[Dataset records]

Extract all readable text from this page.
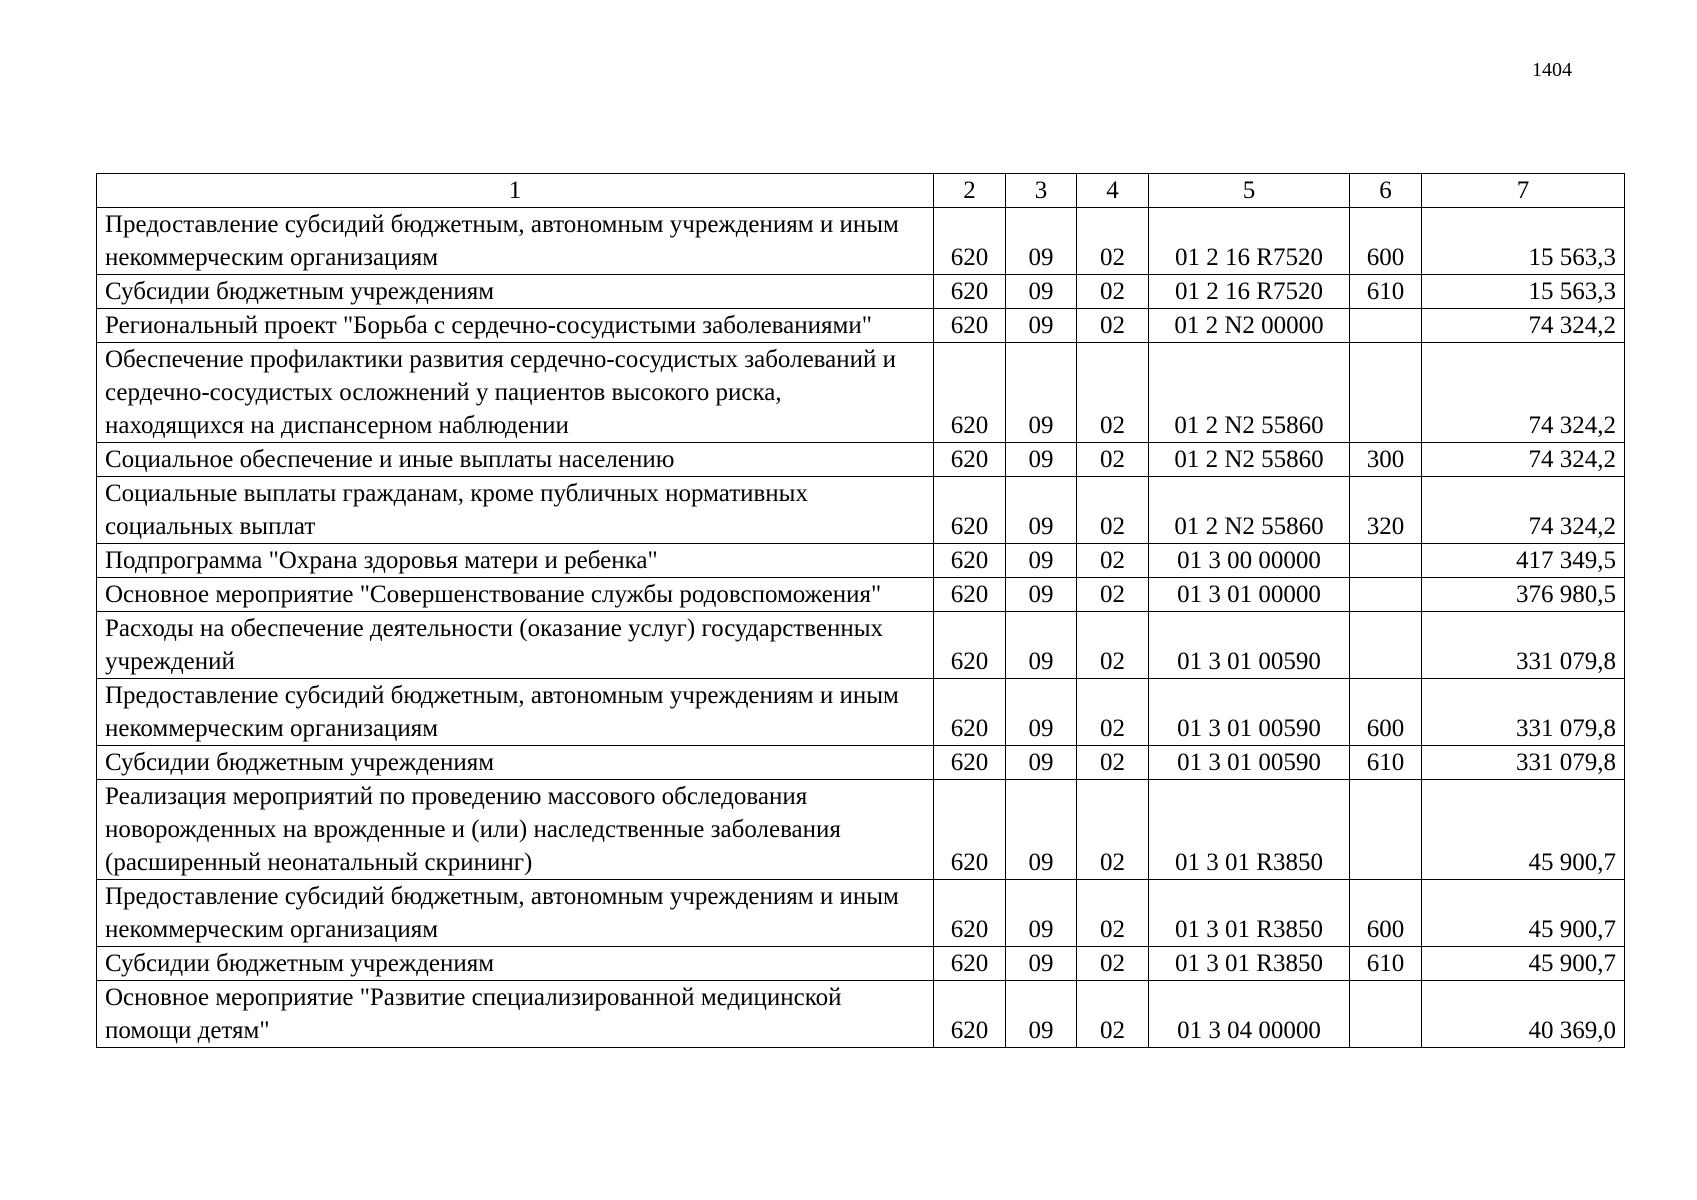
1404
1	2	3	4	5	6	7
Предоставление субсидий бюджетным, автономным учреждениям и иным некоммерческим организациям	620	09	02	01 2 16 R7520	600	15 563,3
Субсидии бюджетным учреждениям	620	09	02	01 2 16 R7520	610	15 563,3
Региональный проект "Борьба с сердечно-сосудистыми заболеваниями"	620	09	02	01 2 N2 00000		74 324,2
Обеспечение профилактики развития сердечно-сосудистых заболеваний и сердечно-сосудистых осложнений у пациентов высокого риска, находящихся на диспансерном наблюдении	620	09	02	01 2 N2 55860		74 324,2
Социальное обеспечение и иные выплаты населению	620	09	02	01 2 N2 55860	300	74 324,2
Социальные выплаты гражданам, кроме публичных нормативных социальных выплат	620	09	02	01 2 N2 55860	320	74 324,2
Подпрограмма "Охрана здоровья матери и ребенка"	620	09	02	01 3 00 00000		417 349,5
Основное мероприятие "Совершенствование службы родовспоможения"	620	09	02	01 3 01 00000		376 980,5
Расходы на обеспечение деятельности (оказание услуг) государственных учреждений	620	09	02	01 3 01 00590		331 079,8
Предоставление субсидий бюджетным, автономным учреждениям и иным некоммерческим организациям	620	09	02	01 3 01 00590	600	331 079,8
Субсидии бюджетным учреждениям	620	09	02	01 3 01 00590	610	331 079,8
Реализация мероприятий по проведению массового обследования новорожденных на врожденные и (или) наследственные заболевания (расширенный неонатальный скрининг)	620	09	02	01 3 01 R3850		45 900,7
Предоставление субсидий бюджетным, автономным учреждениям и иным некоммерческим организациям	620	09	02	01 3 01 R3850	600	45 900,7
Субсидии бюджетным учреждениям	620	09	02	01 3 01 R3850	610	45 900,7
Основное мероприятие "Развитие специализированной медицинской помощи детям"	620	09	02	01 3 04 00000		40 369,0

▶ _REQUEST_:
Without including any pictures, output all the entries above exactly.

▶ _REPLY_:
Extract all readable text from this page.
1404
1	2	3	4	5	6	7
Предоставление субсидий бюджетным, автономным учреждениям и иным некоммерческим организациям	620	09	02	01 2 16 R7520	600	15 563,3
Субсидии бюджетным учреждениям	620	09	02	01 2 16 R7520	610	15 563,3
Региональный проект "Борьба с сердечно-сосудистыми заболеваниями"	620	09	02	01 2 N2 00000		74 324,2
Обеспечение профилактики развития сердечно-сосудистых заболеваний и сердечно-сосудистых осложнений у пациентов высокого риска, находящихся на диспансерном наблюдении	620	09	02	01 2 N2 55860		74 324,2
Социальное обеспечение и иные выплаты населению	620	09	02	01 2 N2 55860	300	74 324,2
Социальные выплаты гражданам, кроме публичных нормативных социальных выплат	620	09	02	01 2 N2 55860	320	74 324,2
Подпрограмма "Охрана здоровья матери и ребенка"	620	09	02	01 3 00 00000		417 349,5
Основное мероприятие "Совершенствование службы родовспоможения"	620	09	02	01 3 01 00000		376 980,5
Расходы на обеспечение деятельности (оказание услуг) государственных учреждений	620	09	02	01 3 01 00590		331 079,8
Предоставление субсидий бюджетным, автономным учреждениям и иным некоммерческим организациям	620	09	02	01 3 01 00590	600	331 079,8
Субсидии бюджетным учреждениям	620	09	02	01 3 01 00590	610	331 079,8
Реализация мероприятий по проведению массового обследования новорожденных на врожденные и (или) наследственные заболевания (расширенный неонатальный скрининг)	620	09	02	01 3 01 R3850		45 900,7
Предоставление субсидий бюджетным, автономным учреждениям и иным некоммерческим организациям	620	09	02	01 3 01 R3850	600	45 900,7
Субсидии бюджетным учреждениям	620	09	02	01 3 01 R3850	610	45 900,7
Основное мероприятие "Развитие специализированной медицинской помощи детям"	620	09	02	01 3 04 00000		40 369,0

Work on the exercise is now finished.